Every line of the data that contains the string "flag" must be copied.
═════ The input ═════
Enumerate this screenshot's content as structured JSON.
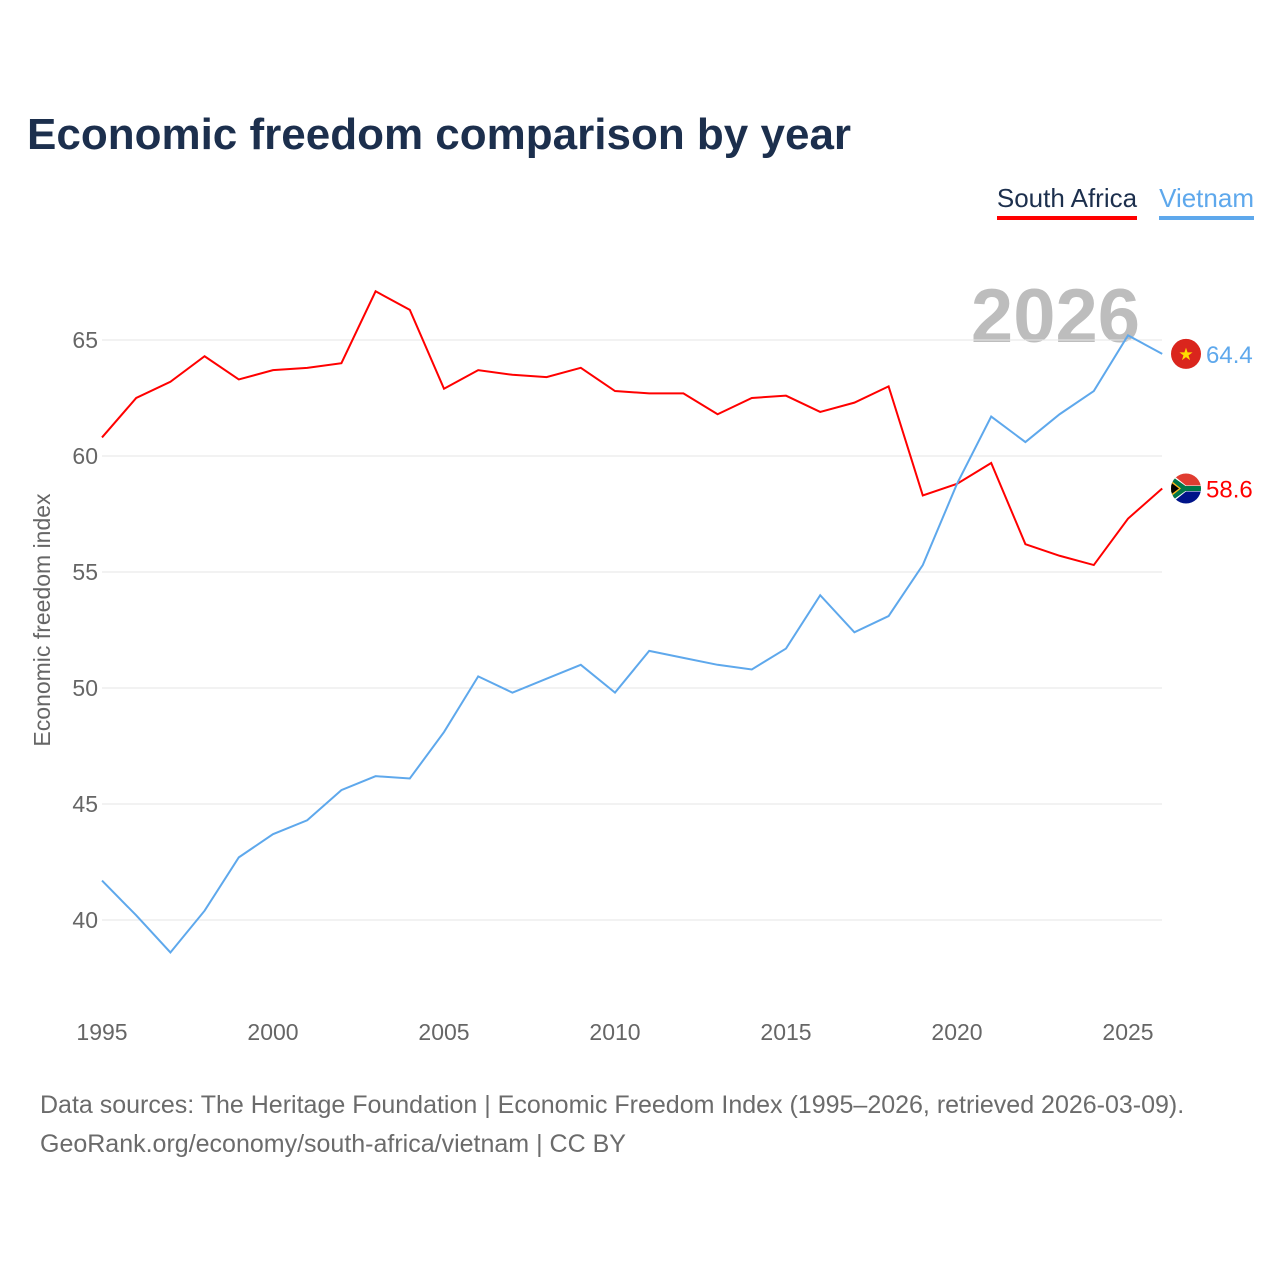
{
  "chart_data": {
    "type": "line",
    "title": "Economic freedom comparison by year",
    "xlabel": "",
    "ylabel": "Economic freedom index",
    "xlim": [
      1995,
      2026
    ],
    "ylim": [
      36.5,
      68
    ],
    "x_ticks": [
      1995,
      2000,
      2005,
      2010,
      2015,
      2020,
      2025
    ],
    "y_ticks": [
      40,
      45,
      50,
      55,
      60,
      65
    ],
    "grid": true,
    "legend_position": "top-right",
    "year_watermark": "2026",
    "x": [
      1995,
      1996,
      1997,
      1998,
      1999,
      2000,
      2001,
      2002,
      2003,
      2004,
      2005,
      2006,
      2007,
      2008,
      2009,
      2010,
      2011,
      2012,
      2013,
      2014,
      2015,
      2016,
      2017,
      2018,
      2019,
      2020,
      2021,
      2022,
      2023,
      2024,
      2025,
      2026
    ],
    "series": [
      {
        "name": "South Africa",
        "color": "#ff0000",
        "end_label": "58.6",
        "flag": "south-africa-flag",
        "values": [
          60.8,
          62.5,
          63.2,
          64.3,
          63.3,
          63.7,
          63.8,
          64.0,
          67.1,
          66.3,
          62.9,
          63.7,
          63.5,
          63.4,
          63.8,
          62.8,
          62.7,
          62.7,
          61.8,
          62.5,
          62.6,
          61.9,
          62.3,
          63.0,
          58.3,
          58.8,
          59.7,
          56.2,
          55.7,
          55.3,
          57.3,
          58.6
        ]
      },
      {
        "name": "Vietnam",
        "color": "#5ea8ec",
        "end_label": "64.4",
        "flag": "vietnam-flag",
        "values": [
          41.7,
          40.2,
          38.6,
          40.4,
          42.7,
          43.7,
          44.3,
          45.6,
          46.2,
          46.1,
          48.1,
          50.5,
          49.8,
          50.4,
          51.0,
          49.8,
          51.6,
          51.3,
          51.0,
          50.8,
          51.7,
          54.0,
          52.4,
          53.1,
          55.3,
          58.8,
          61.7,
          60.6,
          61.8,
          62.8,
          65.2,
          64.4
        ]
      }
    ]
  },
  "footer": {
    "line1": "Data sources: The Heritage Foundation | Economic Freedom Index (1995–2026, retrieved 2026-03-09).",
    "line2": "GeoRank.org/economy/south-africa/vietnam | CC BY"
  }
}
═════
→ **Output of the task**:
        "flag": "south-africa-flag",
        "flag": "vietnam-flag",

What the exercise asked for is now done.